Exercise prompt
Extract, from the records beneath this instruction, each line that contains the word "time".

___ Data section

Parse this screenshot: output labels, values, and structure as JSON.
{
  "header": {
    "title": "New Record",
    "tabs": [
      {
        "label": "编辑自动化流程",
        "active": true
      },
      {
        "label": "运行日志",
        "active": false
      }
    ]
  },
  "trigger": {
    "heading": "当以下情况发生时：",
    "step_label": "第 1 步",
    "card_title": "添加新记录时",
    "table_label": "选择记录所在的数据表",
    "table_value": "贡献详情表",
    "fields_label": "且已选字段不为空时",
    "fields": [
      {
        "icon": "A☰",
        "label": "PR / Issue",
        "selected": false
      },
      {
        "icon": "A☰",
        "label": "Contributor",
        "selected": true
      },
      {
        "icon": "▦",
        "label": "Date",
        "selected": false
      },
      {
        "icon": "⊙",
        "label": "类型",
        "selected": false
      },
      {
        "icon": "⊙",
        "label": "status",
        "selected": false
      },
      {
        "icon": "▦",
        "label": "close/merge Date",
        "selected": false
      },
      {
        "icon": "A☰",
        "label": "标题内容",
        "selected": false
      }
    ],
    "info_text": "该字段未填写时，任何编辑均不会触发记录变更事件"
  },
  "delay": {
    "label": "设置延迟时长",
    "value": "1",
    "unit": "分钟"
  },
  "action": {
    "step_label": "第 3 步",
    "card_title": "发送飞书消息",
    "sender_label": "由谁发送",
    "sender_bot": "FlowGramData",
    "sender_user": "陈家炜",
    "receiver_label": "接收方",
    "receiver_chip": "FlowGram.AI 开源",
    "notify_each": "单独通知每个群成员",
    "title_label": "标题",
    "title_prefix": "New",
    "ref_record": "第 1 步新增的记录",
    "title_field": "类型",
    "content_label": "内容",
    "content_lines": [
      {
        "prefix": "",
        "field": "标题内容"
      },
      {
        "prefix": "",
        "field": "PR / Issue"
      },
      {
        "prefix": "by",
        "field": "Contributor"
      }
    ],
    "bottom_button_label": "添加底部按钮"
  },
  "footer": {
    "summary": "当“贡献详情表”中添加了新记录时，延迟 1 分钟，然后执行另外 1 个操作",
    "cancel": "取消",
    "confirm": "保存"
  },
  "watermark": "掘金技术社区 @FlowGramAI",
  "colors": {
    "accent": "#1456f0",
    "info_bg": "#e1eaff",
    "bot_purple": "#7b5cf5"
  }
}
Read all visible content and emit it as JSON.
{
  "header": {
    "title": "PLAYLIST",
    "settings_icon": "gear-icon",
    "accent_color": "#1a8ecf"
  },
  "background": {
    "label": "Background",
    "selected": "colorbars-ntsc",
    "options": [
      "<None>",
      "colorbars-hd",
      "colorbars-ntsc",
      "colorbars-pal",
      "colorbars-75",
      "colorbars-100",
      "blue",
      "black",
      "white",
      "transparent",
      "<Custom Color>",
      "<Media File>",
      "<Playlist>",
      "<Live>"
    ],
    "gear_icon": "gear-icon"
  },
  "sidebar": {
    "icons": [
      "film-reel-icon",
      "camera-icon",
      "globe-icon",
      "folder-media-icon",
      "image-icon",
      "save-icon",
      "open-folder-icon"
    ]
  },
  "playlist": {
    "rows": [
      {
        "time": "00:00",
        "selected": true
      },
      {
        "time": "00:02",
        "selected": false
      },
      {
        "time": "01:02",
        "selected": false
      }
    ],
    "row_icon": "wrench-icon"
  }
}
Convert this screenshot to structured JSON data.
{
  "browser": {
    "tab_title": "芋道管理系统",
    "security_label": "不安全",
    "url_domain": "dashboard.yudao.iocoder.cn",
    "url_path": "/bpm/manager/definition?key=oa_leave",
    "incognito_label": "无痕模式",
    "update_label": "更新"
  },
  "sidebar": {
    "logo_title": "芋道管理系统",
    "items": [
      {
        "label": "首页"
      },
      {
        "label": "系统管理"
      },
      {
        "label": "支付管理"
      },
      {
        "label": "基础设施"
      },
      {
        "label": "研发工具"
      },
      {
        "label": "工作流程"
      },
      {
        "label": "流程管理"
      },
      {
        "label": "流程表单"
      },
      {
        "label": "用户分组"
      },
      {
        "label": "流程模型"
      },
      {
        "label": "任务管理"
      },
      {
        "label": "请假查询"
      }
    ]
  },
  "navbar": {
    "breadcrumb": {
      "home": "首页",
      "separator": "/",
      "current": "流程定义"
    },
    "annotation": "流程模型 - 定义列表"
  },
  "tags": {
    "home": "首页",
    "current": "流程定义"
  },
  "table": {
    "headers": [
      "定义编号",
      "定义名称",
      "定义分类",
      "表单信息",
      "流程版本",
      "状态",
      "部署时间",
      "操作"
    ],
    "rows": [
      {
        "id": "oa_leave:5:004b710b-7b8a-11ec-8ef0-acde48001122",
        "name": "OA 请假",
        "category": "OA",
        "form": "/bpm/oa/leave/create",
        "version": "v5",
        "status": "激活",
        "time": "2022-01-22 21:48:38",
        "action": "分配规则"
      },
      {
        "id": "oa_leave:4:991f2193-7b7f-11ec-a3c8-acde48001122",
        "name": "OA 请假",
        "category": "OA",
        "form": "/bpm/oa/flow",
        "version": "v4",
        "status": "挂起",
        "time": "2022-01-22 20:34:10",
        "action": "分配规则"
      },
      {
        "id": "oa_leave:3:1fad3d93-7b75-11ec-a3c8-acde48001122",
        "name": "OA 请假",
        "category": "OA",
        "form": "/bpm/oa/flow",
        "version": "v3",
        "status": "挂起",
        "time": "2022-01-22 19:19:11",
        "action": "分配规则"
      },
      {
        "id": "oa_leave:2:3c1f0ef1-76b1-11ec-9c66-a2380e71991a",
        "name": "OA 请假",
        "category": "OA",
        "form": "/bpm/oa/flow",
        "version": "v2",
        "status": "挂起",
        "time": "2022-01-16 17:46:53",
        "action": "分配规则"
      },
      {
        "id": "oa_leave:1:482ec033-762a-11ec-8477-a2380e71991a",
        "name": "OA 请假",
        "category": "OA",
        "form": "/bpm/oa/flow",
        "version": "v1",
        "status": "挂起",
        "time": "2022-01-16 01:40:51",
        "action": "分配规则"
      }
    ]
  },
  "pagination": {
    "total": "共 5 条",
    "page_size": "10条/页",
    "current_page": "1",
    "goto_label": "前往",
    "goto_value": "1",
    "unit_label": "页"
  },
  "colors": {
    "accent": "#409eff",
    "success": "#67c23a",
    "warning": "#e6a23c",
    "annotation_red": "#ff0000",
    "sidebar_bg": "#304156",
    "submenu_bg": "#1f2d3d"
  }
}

______

Full output
        "time": "00:00",
        "time": "00:02",
        "time": "01:02",
        "time": "2022-01-22 21:48:38",
        "time": "2022-01-22 20:34:10",
        "time": "2022-01-22 19:19:11",
        "time": "2022-01-16 17:46:53",
        "time": "2022-01-16 01:40:51",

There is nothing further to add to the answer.